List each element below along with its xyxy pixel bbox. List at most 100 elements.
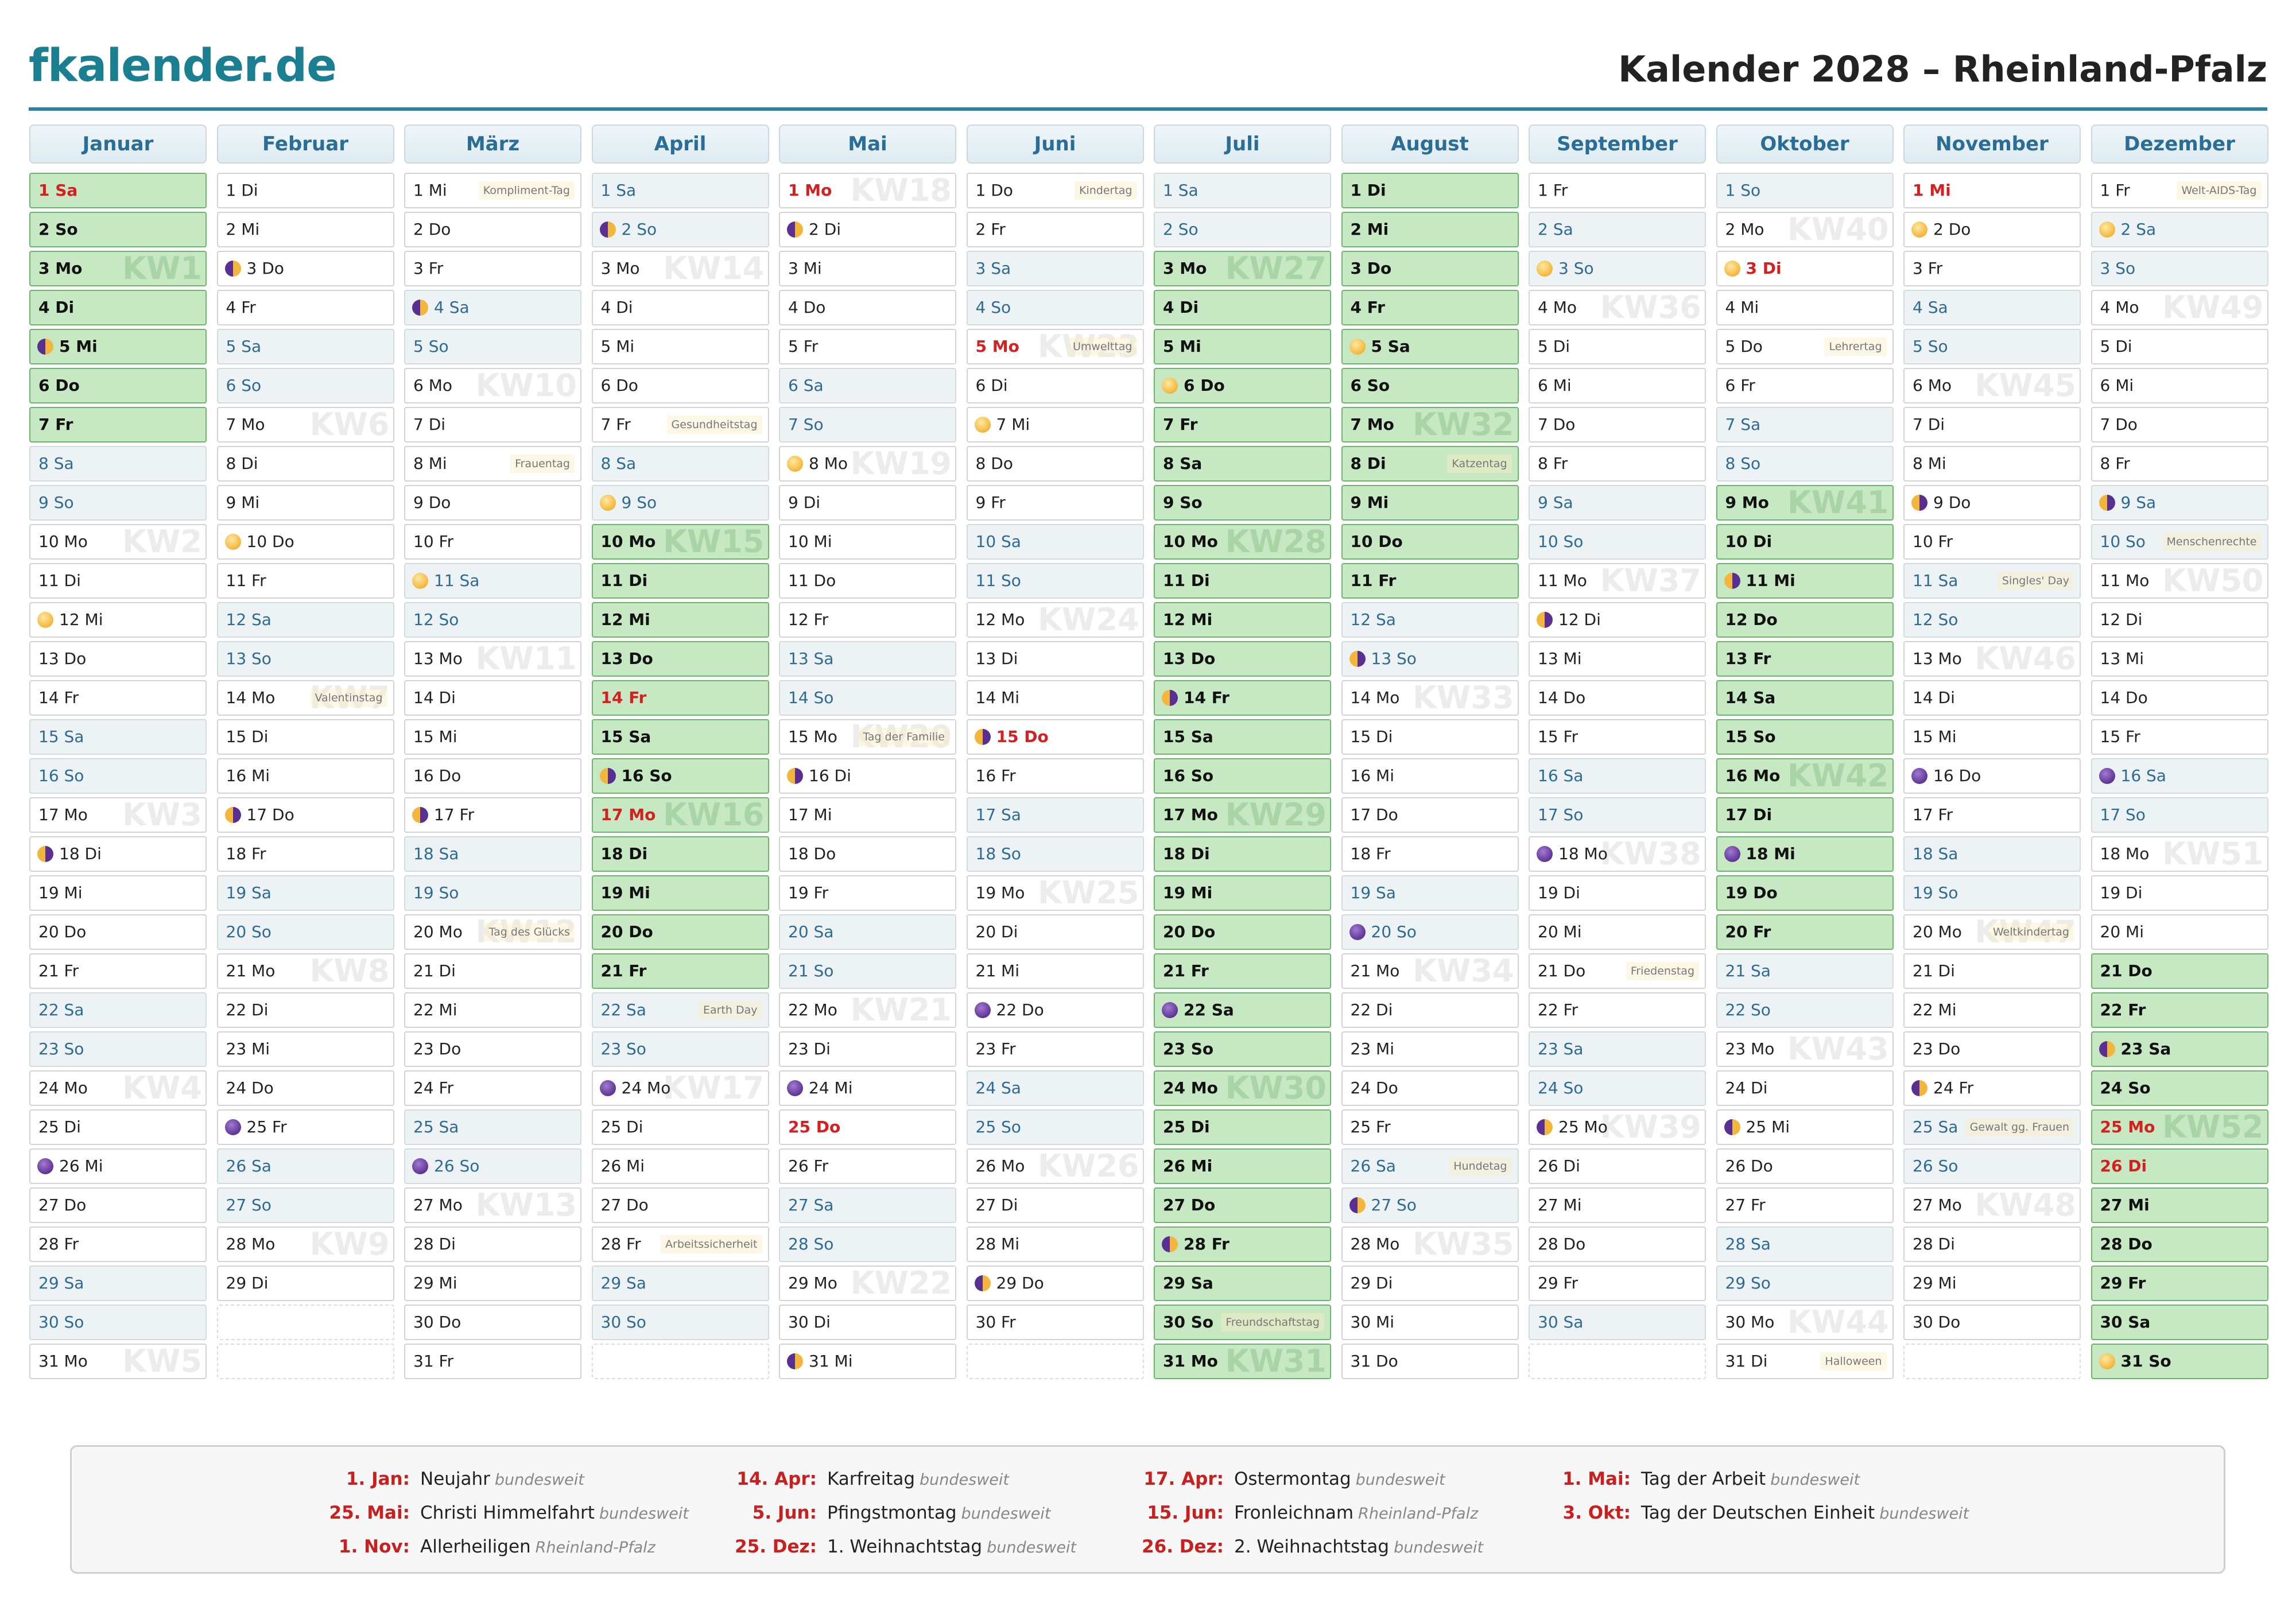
legend-scope: bundesweit <box>1879 1505 1969 1523</box>
day-cell: 27 Do <box>591 1187 769 1223</box>
day-label: 24 Do <box>1350 1078 1398 1097</box>
day-cell: KW11 13 Mo <box>404 641 581 677</box>
day-label: 16 So <box>621 766 672 785</box>
day-note: Hundetag <box>1449 1157 1512 1175</box>
week-number: KW21 <box>850 992 952 1028</box>
legend-name: Tag der Deutschen Einheit <box>1641 1503 1875 1523</box>
day-cell: 30 So Freundschaftstag <box>1154 1305 1331 1340</box>
day-note: Singles' Day <box>1997 572 2074 590</box>
day-cell: 25 Fr <box>216 1109 394 1145</box>
day-cell: 24 So <box>1529 1070 1706 1106</box>
day-cell: 7 Di <box>404 407 581 442</box>
month-header: Februar <box>216 125 394 164</box>
day-cell: 26 So <box>1903 1148 2081 1184</box>
day-label: 21 Fr <box>600 961 647 980</box>
day-note: Menschenrechte <box>2162 533 2262 551</box>
day-label: 27 Do <box>38 1195 87 1214</box>
day-cell: KW19 8 Mo <box>779 446 956 482</box>
week-number: KW26 <box>1037 1148 1139 1184</box>
day-cell: 22 So <box>1716 992 1894 1028</box>
day-cell: 5 Di <box>2091 329 2268 364</box>
day-cell: 5 Do Lehrertag <box>1716 329 1894 364</box>
day-label: 6 So <box>226 376 262 395</box>
day-label: 18 Di <box>1163 844 1210 863</box>
day-label: 5 So <box>1913 337 1948 356</box>
day-cell: 1 Mi Kompliment-Tag <box>404 173 581 208</box>
day-cell: 19 So <box>404 875 581 911</box>
day-cell: 16 So <box>591 758 769 794</box>
day-cell: KW12 20 Mo Tag des Glücks <box>404 914 581 950</box>
day-label: 27 Fr <box>1725 1195 1766 1214</box>
day-cell: 2 Sa <box>2091 212 2268 247</box>
day-cell: 5 So <box>1903 329 2081 364</box>
day-cell: 8 Sa <box>29 446 207 482</box>
day-label: 15 Mi <box>1913 727 1957 746</box>
day-label: 16 So <box>1163 766 1214 785</box>
day-cell: 26 Fr <box>779 1148 956 1184</box>
week-number: KW29 <box>1225 797 1327 833</box>
day-label: 4 Sa <box>1913 298 1948 317</box>
moon-phase <box>1537 1119 1553 1135</box>
day-label: 22 Do <box>996 1000 1044 1019</box>
day-cell: 10 Fr <box>404 524 581 560</box>
day-cell: KW48 27 Mo <box>1903 1187 2081 1223</box>
day-label: 25 Mi <box>1746 1117 1790 1136</box>
day-cell: 2 Mi <box>1341 212 1519 247</box>
day-cell: 12 Di <box>2091 602 2268 638</box>
day-label: 13 Di <box>975 649 1018 668</box>
day-label: 8 So <box>1725 454 1761 473</box>
day-label: 20 Di <box>975 922 1018 941</box>
day-cell: 9 Sa <box>1529 485 1706 521</box>
day-cell: 19 So <box>1903 875 2081 911</box>
day-label: 6 Do <box>600 376 638 395</box>
day-cell: 10 Do <box>1341 524 1519 560</box>
legend-item: 1. Jan: Neujahr bundesweit <box>346 1465 584 1493</box>
day-label: 4 Fr <box>226 298 256 317</box>
moon-phase <box>1162 378 1178 394</box>
empty-cell <box>216 1305 394 1340</box>
day-cell: 5 So <box>404 329 581 364</box>
day-cell: 15 Sa <box>591 719 769 755</box>
day-cell: 3 Fr <box>1903 251 2081 286</box>
week-number: KW22 <box>850 1266 952 1301</box>
day-note: Kompliment-Tag <box>478 181 575 200</box>
day-cell: 9 So <box>1154 485 1331 521</box>
legend-scope: bundesweit <box>920 1471 1009 1489</box>
day-label: 19 Sa <box>1350 883 1396 902</box>
week-number: KW51 <box>2162 836 2264 872</box>
day-cell: 15 Fr <box>1529 719 1706 755</box>
moon-phase <box>974 729 991 745</box>
day-cell: 29 Fr <box>1529 1266 1706 1301</box>
day-cell: 14 So <box>779 680 956 716</box>
day-cell: 17 Do <box>1341 797 1519 833</box>
day-cell: 19 Mi <box>591 875 769 911</box>
legend-date-box: 15. Jun: <box>994 1499 1224 1527</box>
day-label: 25 Di <box>600 1117 643 1136</box>
month-header: Januar <box>29 125 207 164</box>
day-label: 6 Mi <box>1538 376 1572 395</box>
day-label: 25 Fr <box>1350 1117 1391 1136</box>
day-cell: 13 So <box>216 641 394 677</box>
day-cell: KW7 14 Mo Valentinstag <box>216 680 394 716</box>
day-label: 20 So <box>226 922 272 941</box>
day-label: 15 Sa <box>600 727 651 746</box>
day-cell: 1 Sa <box>1154 173 1331 208</box>
day-label: 29 Di <box>226 1274 269 1292</box>
moon-phase <box>224 534 241 550</box>
legend-item: 15. Jun: Fronleichnam Rheinland-Pfalz <box>1147 1499 1478 1527</box>
day-label: 11 Fr <box>226 571 266 590</box>
day-cell: 25 Mi <box>1716 1109 1894 1145</box>
day-cell: KW20 15 Mo Tag der Familie <box>779 719 956 755</box>
day-label: 28 Di <box>413 1235 456 1253</box>
day-label: 7 Do <box>2100 415 2138 434</box>
week-number: KW16 <box>662 797 765 833</box>
day-cell: 20 Do <box>591 914 769 950</box>
month-header: Dezember <box>2091 125 2268 164</box>
day-cell: 25 Di <box>591 1109 769 1145</box>
day-cell: 21 Fr <box>29 953 207 989</box>
day-cell: 25 Do <box>779 1109 956 1145</box>
day-label: 29 Fr <box>1538 1274 1578 1292</box>
day-cell: 24 Fr <box>1903 1070 2081 1106</box>
month-header: März <box>404 125 581 164</box>
day-label: 21 Fr <box>1163 961 1209 980</box>
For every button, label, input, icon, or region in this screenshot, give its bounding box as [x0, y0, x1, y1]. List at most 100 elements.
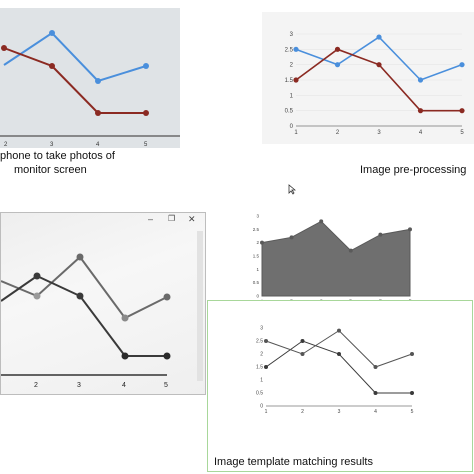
y-tick-label: 0.5 — [253, 280, 260, 285]
window-point — [33, 272, 41, 280]
data-point — [417, 108, 424, 114]
photo-x-tick: 2 — [4, 142, 8, 148]
y-tick-label: 1 — [256, 267, 259, 272]
data-point — [293, 77, 299, 83]
data-point — [264, 339, 268, 343]
photo-blue-line — [3, 31, 147, 83]
caption-preprocessing: Image pre-processing — [360, 164, 467, 176]
data-point — [410, 391, 414, 395]
photo-red-line — [3, 47, 146, 114]
matched-chart: 0 0.5 1 1.5 2 2.5 3 1 2 3 4 5 — [256, 326, 414, 415]
y-tick-label: 3 — [256, 214, 259, 219]
photo-point — [143, 110, 149, 116]
x-tick-label: 3 — [338, 409, 341, 415]
window-point — [33, 292, 41, 300]
window-dark-line — [1, 274, 167, 357]
data-point — [289, 235, 294, 240]
close-button[interactable]: ✕ — [188, 214, 196, 224]
data-point — [348, 248, 353, 253]
window-x-tick: 4 — [122, 382, 126, 389]
y-tick-label: 1 — [290, 93, 294, 99]
preprocessed-chart: 0 0.5 1 1.5 2 2.5 3 1 2 3 4 5 — [262, 12, 474, 144]
window-x-tick: 3 — [77, 382, 81, 389]
chart-background — [262, 12, 474, 144]
photo-x-tick: 4 — [96, 142, 100, 148]
photo-point — [143, 63, 149, 69]
maximize-button[interactable]: ❐ — [168, 214, 176, 223]
y-tick-label: 0 — [290, 124, 294, 130]
window-scrollbar[interactable] — [197, 231, 203, 381]
y-tick-label: 1.5 — [253, 254, 260, 259]
data-point — [410, 352, 414, 356]
photo-point — [95, 78, 101, 84]
data-point — [378, 232, 383, 237]
x-tick-label: 1 — [265, 409, 268, 415]
data-point — [264, 365, 268, 369]
caption-matching: Image template matching results — [214, 456, 373, 468]
series-line — [265, 329, 413, 368]
data-point — [337, 328, 341, 333]
data-point — [417, 77, 424, 83]
window-gray-line — [1, 255, 168, 320]
y-tick-label: 1.5 — [285, 78, 294, 84]
data-point — [459, 62, 465, 68]
y-tick-label: 2.5 — [253, 227, 260, 232]
data-point — [373, 365, 378, 369]
matching-results-frame — [207, 300, 473, 472]
photo-point — [49, 63, 55, 69]
window-point — [163, 293, 171, 301]
x-tick-label: 1 — [294, 130, 298, 136]
y-tick-label: 1.5 — [256, 365, 263, 371]
window-x-tick: 2 — [34, 382, 38, 389]
x-tick-label: 5 — [460, 130, 464, 136]
area-fill — [261, 220, 411, 297]
data-point — [334, 46, 341, 52]
monitor-screen — [0, 8, 180, 148]
window-point — [76, 253, 84, 261]
window-point — [76, 292, 84, 300]
mouse-cursor-icon — [288, 184, 296, 195]
y-tick-label: 0.5 — [256, 391, 263, 397]
x-tick-label: 4 — [419, 130, 423, 136]
data-point — [319, 219, 324, 224]
data-point — [408, 227, 412, 232]
x-tick-label: 3 — [377, 130, 381, 136]
caption-photo-line1: phone to take photos of — [0, 150, 115, 162]
x-tick-label: 2 — [301, 409, 304, 415]
y-tick-label: 2.5 — [285, 47, 294, 53]
x-tick-label: 5 — [411, 409, 414, 415]
minimize-button[interactable]: – — [148, 214, 154, 224]
photo-point — [1, 45, 7, 51]
window-point — [163, 352, 171, 360]
x-tick-label: 4 — [374, 409, 377, 415]
photo-point — [49, 30, 55, 36]
data-point — [300, 339, 305, 343]
monitor-photo: 2 3 4 5 — [0, 8, 180, 148]
photo-x-tick: 5 — [144, 142, 148, 148]
data-point — [376, 62, 382, 68]
data-point — [337, 352, 341, 356]
y-tick-label: 2 — [256, 240, 259, 245]
window-chart: 2 3 4 5 — [1, 253, 171, 389]
y-tick-label: 3 — [260, 326, 263, 332]
x-tick-label: 2 — [336, 130, 340, 136]
data-point — [459, 108, 465, 114]
y-tick-label: 1 — [260, 378, 263, 384]
data-point — [293, 46, 299, 52]
y-tick-label: 3 — [290, 32, 294, 38]
data-point — [300, 352, 305, 356]
y-tick-label: 0 — [256, 294, 259, 299]
window-point — [121, 352, 129, 360]
template-area-chart: 00.511.522.53ABCDEF — [253, 214, 412, 304]
data-point — [334, 62, 341, 68]
y-tick-label: 0.5 — [285, 109, 294, 115]
photo-point — [95, 110, 101, 116]
data-point — [373, 391, 378, 395]
caption-photo-line2: monitor screen — [14, 164, 87, 176]
window-x-tick: 5 — [164, 382, 168, 389]
data-point — [376, 34, 382, 40]
y-tick-label: 2 — [290, 63, 294, 69]
window-point — [121, 314, 129, 322]
y-tick-label: 2 — [260, 352, 263, 358]
captured-window: – ❐ ✕ 2 3 4 5 — [0, 212, 206, 395]
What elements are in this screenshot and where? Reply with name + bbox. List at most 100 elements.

* * *

# What is being asked
Convert the rows from the line containing "y-tick-label: 0.5 — [253, 280, 260, 285]" through the line containing "x-tick-label: 1 — [294, 130, 298, 136]", both included, into a JSON list of strings with one string per line and no entries for blank lines.

# Response to this task
[
  "y-tick-label: 0.5 — [253, 280, 260, 285]",
  "window-point — [33, 272, 41, 280]",
  "data-point — [417, 108, 424, 114]",
  "photo-x-tick: 2 — [4, 142, 8, 148]",
  "y-tick-label: 1 — [256, 267, 259, 272]",
  "data-point — [293, 77, 299, 83]",
  "data-point — [264, 339, 268, 343]",
  "photo-blue-line — [3, 31, 147, 83]",
  "caption-preprocessing: Image pre-processing — [360, 164, 467, 176]",
  "data-point — [410, 391, 414, 395]",
  "photo-red-line — [3, 47, 146, 114]",
  "matched-chart: 0 0.5 1 1.5 2 2.5 3 1 2 3 4 5 — [256, 326, 414, 415]",
  "y-tick-label: 3 — [256, 214, 259, 219]",
  "photo-point — [143, 110, 149, 116]",
  "x-tick-label: 3 — [338, 409, 341, 415]",
  "window-point — [33, 292, 41, 300]",
  "window-dark-line — [1, 274, 167, 357]",
  "data-point — [289, 235, 294, 240]",
  "close-button[interactable]: ✕ — [188, 214, 196, 224]",
  "data-point — [348, 248, 353, 253]",
  "window-x-tick: 4 — [122, 382, 126, 389]",
  "y-tick-label: 1 — [290, 93, 294, 99]",
  "preprocessed-chart: 0 0.5 1 1.5 2 2.5 3 1 2 3 4 5 — [262, 12, 474, 144]",
  "window-x-tick: 3 — [77, 382, 81, 389]",
  "chart-background — [262, 12, 474, 144]",
  "photo-x-tick: 4 — [96, 142, 100, 148]",
  "photo-point — [143, 63, 149, 69]",
  "maximize-button[interactable]: ❐ — [168, 214, 176, 223]",
  "y-tick-label: 0 — [290, 124, 294, 130]",
  "window-scrollbar[interactable] — [197, 231, 203, 381]",
  "y-tick-label: 1.5 — [253, 254, 260, 259]",
  "data-point — [410, 352, 414, 356]",
  "photo-point — [95, 78, 101, 84]",
  "data-point — [378, 232, 383, 237]",
  "x-tick-label: 1 — [265, 409, 268, 415]",
  "data-point — [264, 365, 268, 369]",
  "caption-matching: Image template matching results — [214, 456, 373, 468]",
  "series-line — [265, 329, 413, 368]",
  "data-point — [337, 328, 341, 333]",
  "data-point — [417, 77, 424, 83]",
  "window-gray-line — [1, 255, 168, 320]",
  "y-tick-label: 1.5 — [285, 78, 294, 84]",
  "data-point — [459, 62, 465, 68]",
  "y-tick-label: 2.5 — [253, 227, 260, 232]",
  "data-point — [373, 365, 378, 369]",
  "matching-results-frame — [207, 300, 473, 472]",
  "photo-point — [49, 63, 55, 69]",
  "window-point — [163, 293, 171, 301]",
  "x-tick-label: 1 — [294, 130, 298, 136]"
]